[Collection entries]

- - - - - - -

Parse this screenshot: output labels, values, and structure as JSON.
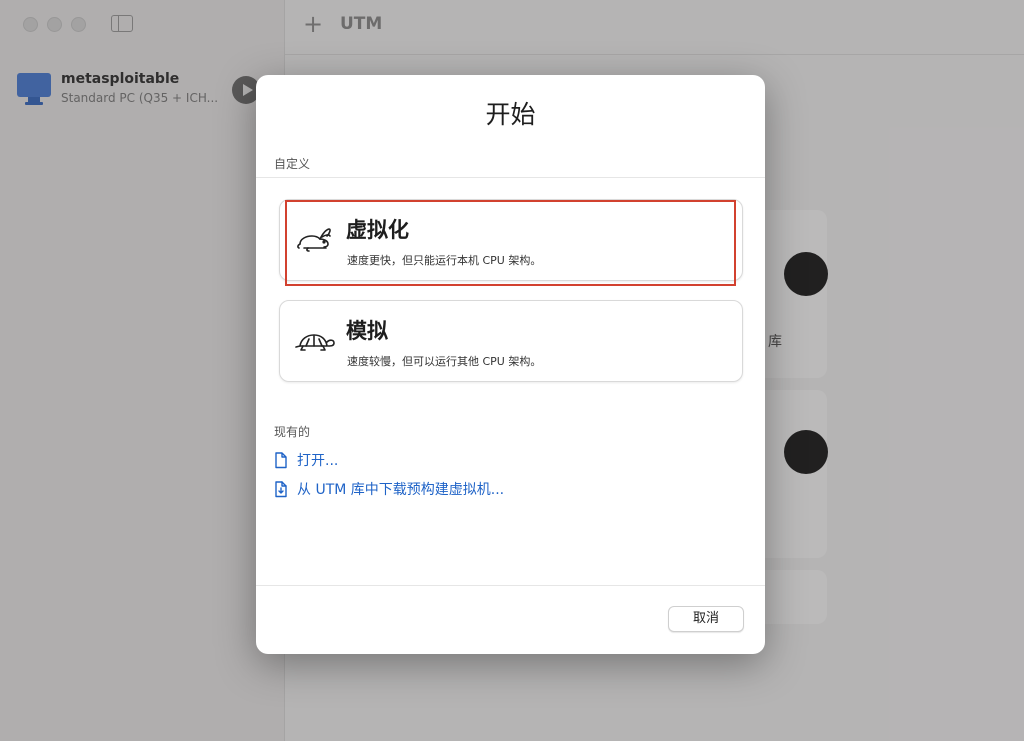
{
  "window": {
    "toolbar_plus": "+",
    "title": "UTM"
  },
  "sidebar": {
    "vm": {
      "name": "metasploitable",
      "subtitle": "Standard PC (Q35 + ICH..."
    }
  },
  "background": {
    "library_text": "库"
  },
  "dialog": {
    "title": "开始",
    "custom_section": "自定义",
    "options": [
      {
        "title": "虚拟化",
        "desc": "速度更快，但只能运行本机 CPU 架构。",
        "icon": "rabbit-icon",
        "highlighted": true
      },
      {
        "title": "模拟",
        "desc": "速度较慢，但可以运行其他 CPU 架构。",
        "icon": "turtle-icon"
      }
    ],
    "existing_section": "现有的",
    "links": [
      {
        "label": "打开...",
        "icon": "document-icon"
      },
      {
        "label": "从 UTM 库中下载预构建虚拟机...",
        "icon": "download-document-icon"
      }
    ],
    "cancel_label": "取消"
  },
  "colors": {
    "accent": "#1f63c7",
    "highlight_border": "#d2412f"
  }
}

- - - - - - -

* _Task brief_
Single out each line of the records above with the string "icon" in it, and copy it.

* _Task result_
        "icon": "rabbit-icon",
        "icon": "turtle-icon"
        "icon": "document-icon"
        "icon": "download-document-icon"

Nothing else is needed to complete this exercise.